**Stated task**
Output all of the records exactly as written.
* BEGIN Dataset content *
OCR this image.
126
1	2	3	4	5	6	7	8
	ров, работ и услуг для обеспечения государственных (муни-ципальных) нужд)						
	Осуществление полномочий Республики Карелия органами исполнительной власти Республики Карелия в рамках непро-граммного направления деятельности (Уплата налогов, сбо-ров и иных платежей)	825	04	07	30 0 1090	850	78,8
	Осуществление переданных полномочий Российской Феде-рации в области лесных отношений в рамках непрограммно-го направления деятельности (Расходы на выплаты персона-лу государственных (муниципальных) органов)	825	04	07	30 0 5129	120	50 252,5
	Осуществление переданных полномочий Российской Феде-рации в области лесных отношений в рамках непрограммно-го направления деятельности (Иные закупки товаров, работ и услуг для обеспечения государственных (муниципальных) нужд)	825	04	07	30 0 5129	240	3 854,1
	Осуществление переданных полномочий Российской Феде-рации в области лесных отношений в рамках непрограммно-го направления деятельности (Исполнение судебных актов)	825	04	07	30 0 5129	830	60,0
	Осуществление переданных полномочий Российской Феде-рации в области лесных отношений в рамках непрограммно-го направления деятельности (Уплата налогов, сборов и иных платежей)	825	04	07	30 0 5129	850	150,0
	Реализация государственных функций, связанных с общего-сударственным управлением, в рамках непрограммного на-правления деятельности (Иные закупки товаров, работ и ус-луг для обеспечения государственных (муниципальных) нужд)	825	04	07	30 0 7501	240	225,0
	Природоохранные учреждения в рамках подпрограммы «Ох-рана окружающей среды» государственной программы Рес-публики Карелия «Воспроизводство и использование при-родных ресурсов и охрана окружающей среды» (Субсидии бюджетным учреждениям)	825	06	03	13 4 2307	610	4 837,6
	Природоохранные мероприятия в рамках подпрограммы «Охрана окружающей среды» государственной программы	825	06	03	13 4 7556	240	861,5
* END Dataset content *
**Exercise output**
OCR this image.
126
1	2	3	4	5	6	7	8
	ров, работ и услуг для обеспечения государственных (муни-ципальных) нужд)						
	Осуществление полномочий Республики Карелия органами исполнительной власти Республики Карелия в рамках непро-граммного направления деятельности (Уплата налогов, сбо-ров и иных платежей)	825	04	07	30 0 1090	850	78,8
	Осуществление переданных полномочий Российской Феде-рации в области лесных отношений в рамках непрограммно-го направления деятельности (Расходы на выплаты персона-лу государственных (муниципальных) органов)	825	04	07	30 0 5129	120	50 252,5
	Осуществление переданных полномочий Российской Феде-рации в области лесных отношений в рамках непрограммно-го направления деятельности (Иные закупки товаров, работ и услуг для обеспечения государственных (муниципальных) нужд)	825	04	07	30 0 5129	240	3 854,1
	Осуществление переданных полномочий Российской Феде-рации в области лесных отношений в рамках непрограммно-го направления деятельности (Исполнение судебных актов)	825	04	07	30 0 5129	830	60,0
	Осуществление переданных полномочий Российской Феде-рации в области лесных отношений в рамках непрограммно-го направления деятельности (Уплата налогов, сборов и иных платежей)	825	04	07	30 0 5129	850	150,0
	Реализация государственных функций, связанных с общего-сударственным управлением, в рамках непрограммного на-правления деятельности (Иные закупки товаров, работ и ус-луг для обеспечения государственных (муниципальных) нужд)	825	04	07	30 0 7501	240	225,0
	Природоохранные учреждения в рамках подпрограммы «Ох-рана окружающей среды» государственной программы Рес-публики Карелия «Воспроизводство и использование при-родных ресурсов и охрана окружающей среды» (Субсидии бюджетным учреждениям)	825	06	03	13 4 2307	610	4 837,6
	Природоохранные мероприятия в рамках подпрограммы «Охрана окружающей среды» государственной программы	825	06	03	13 4 7556	240	861,5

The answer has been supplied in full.